作業依頼 1
コロナ禍と時間の経過についての随筆から一部をそのまま再掲してください。「コロナで時間が飛んでいく」を含む語句から始め、「り止めとなり、出かけなくてもよくなった。」で終えること。
作業依頼 2
時間の経過についての随筆によると、筆者は最近何を押して歩いていますか。
作業依頼 3
時間の経過についての随筆を、最後の文の後から書き継いでください。

コロナで時間が飛んでいく

 以前にも歳をとると時間の経つのが速くなることを書いたが、今年になってからは、更に加速度がついて時の経過がスピードアップしたように感じられてならない。

 昨年の秋から脊椎管狭窄症になり、間歇跛行であまり歩けなくなり、最近はシルバーカーを押して歩いているが、年寄りがそんな姿で大阪まで仕事の出かけるのも気が引けるので、以来仕事も断っている。ところが、まるでそれの合わせるかの様に、丁度2月頃から新型コロナの流行のために、医師会の勉強会やその他の会合も全てが取り止めとなり、出かけなくてもよくなった。

 その上、美術館や劇場、ギャラリーまで殆どが閉鎖され、予約していた音楽会や歌舞伎なども中止、毎月行っていたクロッキーの集まりもなくなり、行く所がすっかりなくなってしまった。

データセット
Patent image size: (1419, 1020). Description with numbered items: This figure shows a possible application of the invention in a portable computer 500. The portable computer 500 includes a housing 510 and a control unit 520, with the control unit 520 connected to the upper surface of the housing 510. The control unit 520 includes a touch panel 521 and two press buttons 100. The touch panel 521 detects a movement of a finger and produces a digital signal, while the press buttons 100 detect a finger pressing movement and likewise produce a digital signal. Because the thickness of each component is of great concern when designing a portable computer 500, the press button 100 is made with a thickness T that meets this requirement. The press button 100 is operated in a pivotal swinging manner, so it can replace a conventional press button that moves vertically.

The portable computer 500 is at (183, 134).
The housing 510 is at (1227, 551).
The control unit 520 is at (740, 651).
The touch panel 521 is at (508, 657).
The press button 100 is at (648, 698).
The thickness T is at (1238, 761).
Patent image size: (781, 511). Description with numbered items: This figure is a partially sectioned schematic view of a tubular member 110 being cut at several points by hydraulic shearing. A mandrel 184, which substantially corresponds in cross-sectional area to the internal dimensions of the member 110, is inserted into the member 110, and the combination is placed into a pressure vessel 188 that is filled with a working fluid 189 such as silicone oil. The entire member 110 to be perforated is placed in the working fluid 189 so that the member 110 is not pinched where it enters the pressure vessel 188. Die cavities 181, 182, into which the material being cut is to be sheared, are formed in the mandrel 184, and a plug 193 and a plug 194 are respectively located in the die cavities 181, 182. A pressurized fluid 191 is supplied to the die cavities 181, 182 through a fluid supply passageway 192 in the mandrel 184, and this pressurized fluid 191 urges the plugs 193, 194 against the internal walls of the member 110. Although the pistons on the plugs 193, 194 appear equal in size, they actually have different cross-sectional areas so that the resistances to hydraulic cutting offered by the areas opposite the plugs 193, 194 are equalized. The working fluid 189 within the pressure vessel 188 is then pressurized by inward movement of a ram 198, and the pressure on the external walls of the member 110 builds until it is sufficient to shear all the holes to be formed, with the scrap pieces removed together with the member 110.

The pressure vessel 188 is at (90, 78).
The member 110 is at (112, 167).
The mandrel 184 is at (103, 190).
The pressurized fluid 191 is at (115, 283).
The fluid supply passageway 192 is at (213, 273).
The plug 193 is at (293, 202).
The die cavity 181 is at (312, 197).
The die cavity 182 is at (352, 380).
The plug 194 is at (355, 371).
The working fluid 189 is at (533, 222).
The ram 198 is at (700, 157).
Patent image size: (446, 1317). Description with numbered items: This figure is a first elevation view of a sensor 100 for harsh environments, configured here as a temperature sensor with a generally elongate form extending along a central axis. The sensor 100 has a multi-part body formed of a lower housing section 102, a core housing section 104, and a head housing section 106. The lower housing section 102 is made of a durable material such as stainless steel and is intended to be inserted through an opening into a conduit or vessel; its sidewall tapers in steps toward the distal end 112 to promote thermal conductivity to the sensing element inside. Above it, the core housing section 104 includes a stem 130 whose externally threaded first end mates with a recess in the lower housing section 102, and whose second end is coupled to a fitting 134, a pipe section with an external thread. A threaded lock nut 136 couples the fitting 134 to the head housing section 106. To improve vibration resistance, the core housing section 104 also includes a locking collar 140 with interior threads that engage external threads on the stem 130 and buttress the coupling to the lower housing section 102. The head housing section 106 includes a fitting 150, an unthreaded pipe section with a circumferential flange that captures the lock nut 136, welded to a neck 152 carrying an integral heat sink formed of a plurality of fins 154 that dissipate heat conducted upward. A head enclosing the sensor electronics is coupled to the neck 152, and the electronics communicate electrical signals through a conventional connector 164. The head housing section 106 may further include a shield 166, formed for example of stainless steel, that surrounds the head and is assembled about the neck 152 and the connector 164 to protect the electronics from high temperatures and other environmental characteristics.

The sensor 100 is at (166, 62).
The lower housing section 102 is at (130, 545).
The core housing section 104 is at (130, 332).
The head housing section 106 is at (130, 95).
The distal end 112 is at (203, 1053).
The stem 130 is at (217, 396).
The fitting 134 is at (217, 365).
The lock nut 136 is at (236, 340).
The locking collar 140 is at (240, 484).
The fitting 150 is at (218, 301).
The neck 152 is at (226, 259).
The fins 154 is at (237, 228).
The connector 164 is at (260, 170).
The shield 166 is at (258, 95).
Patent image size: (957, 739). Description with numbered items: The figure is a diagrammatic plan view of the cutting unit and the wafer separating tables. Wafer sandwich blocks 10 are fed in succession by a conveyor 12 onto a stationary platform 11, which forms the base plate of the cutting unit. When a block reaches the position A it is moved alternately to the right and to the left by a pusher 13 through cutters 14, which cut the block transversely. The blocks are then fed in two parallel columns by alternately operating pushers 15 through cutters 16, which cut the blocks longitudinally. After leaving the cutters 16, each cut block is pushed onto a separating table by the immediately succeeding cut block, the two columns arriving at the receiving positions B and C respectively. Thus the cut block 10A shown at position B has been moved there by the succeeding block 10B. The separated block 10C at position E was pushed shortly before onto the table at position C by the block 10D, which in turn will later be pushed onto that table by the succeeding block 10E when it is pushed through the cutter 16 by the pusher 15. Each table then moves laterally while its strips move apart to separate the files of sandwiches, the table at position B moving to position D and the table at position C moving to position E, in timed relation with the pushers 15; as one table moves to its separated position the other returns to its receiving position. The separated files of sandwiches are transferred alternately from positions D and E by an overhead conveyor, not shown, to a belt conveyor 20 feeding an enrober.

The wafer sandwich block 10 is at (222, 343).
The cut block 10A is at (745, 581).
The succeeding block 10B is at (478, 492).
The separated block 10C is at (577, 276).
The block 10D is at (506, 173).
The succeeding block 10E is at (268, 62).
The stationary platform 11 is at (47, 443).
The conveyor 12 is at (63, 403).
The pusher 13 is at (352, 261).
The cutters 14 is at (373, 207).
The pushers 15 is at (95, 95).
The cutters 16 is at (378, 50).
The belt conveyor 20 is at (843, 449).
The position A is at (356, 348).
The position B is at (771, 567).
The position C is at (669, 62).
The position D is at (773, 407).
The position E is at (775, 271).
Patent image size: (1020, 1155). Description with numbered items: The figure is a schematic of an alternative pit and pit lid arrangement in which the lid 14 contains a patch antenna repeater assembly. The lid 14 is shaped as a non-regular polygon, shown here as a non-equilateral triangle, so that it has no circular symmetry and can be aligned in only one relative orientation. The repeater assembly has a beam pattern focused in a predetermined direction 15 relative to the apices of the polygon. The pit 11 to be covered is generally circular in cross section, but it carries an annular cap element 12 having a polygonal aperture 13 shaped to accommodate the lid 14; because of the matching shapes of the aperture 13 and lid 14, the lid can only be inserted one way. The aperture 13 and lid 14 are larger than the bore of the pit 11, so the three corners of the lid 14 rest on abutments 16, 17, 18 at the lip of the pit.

解答 1
コロナで時間が飛んでいく

 以前にも歳をとると時間の経つのが速くなることを書いたが、今年になってからは、更に加速度がついて時の経過がスピードアップしたように感じられてならない。

 昨年の秋から脊椎管狭窄症になり、間歇跛行であまり歩けなくなり、最近はシルバーカーを押して歩いているが、年寄りがそんな姿で大阪まで仕事の出かけるのも気が引けるので、以来仕事も断っている。ところが、まるでそれの合わせるかの様に、丁度2月頃から新型コロナの流行のために、医師会の勉強会やその他の会合も全てが取り止めとなり、出かけなくてもよくなった。

解答 2
シルバーカー

解答 3
 新型コロナのために、Stay HomeとかSocial Distanceとか言われる時なので、それには協力しようと思っているが、決まった外での用事がなくなると、ずっと家にいることになり、日常生活が単純化するためか、時間の経つのが余計に速くなってしまう。

 新聞の声欄に、「掃除を二回してもまだ昼にならぬ」とか時間を持て余している人が書いていたが、私の場合はそうはいかない。朝4時前には起き、一日中スケジュールに追われて、何やかやこなしている内に、忽ち1日が暮れてしまい、すぐにもう寝なければならない時間になってしまう。ゆっくり掃除機を2回もかけている暇はないのである。

 90過ぎの老人が何故そんなに時間がないのか不思議に思われるであろうが、事実はそうなのである。若い時には、歳をとれば時間がたっぷりあるので、大河の側にでも座って悠々とした流れを一日中、心ゆくまで眺められるような気がしていたものだが、全くそんなゆとりはない。

 1日のスケジュールが単調になり、毎日が同じことの繰り返しになる程に、時間の経過が短く感じられるようである。因みに、最近の私の1日のスケジュールはおよそ以下のようである。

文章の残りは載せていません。